- _What is asked_
Go through the listing and pick out each line with the word "Elemente" in it.

- _Material supplied_
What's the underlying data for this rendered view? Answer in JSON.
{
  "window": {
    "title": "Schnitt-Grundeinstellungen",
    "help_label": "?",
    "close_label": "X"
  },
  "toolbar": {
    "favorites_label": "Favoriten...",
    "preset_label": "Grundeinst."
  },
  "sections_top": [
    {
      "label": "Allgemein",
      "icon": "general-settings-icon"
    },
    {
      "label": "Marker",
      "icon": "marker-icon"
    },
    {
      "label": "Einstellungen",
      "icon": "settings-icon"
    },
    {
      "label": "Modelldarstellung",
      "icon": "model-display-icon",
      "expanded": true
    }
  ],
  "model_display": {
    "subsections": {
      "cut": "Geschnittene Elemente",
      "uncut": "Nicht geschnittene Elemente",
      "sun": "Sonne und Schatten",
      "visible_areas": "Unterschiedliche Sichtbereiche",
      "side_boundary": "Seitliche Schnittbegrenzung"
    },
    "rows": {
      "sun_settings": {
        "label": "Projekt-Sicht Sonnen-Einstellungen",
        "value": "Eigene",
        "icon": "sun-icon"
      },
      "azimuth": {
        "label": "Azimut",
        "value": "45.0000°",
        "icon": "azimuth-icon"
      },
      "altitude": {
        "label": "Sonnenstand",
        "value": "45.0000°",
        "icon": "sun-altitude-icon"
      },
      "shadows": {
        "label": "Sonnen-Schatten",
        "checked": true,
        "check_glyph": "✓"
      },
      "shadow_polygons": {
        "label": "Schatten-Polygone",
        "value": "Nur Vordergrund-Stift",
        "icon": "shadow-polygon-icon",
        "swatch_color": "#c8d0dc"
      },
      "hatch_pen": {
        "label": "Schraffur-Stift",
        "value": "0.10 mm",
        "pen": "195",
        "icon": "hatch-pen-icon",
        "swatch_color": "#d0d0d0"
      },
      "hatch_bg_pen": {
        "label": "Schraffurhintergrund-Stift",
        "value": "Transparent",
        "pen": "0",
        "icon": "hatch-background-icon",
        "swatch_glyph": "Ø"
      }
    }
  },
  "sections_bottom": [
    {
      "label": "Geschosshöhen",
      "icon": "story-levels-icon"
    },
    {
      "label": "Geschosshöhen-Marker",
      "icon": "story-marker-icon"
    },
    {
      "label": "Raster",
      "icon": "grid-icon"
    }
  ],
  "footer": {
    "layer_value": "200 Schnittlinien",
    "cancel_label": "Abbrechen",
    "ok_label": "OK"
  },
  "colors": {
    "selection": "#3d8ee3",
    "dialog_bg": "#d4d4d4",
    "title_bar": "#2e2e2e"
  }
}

- _Exercise solution_
      "cut": "Geschnittene Elemente",
      "uncut": "Nicht geschnittene Elemente",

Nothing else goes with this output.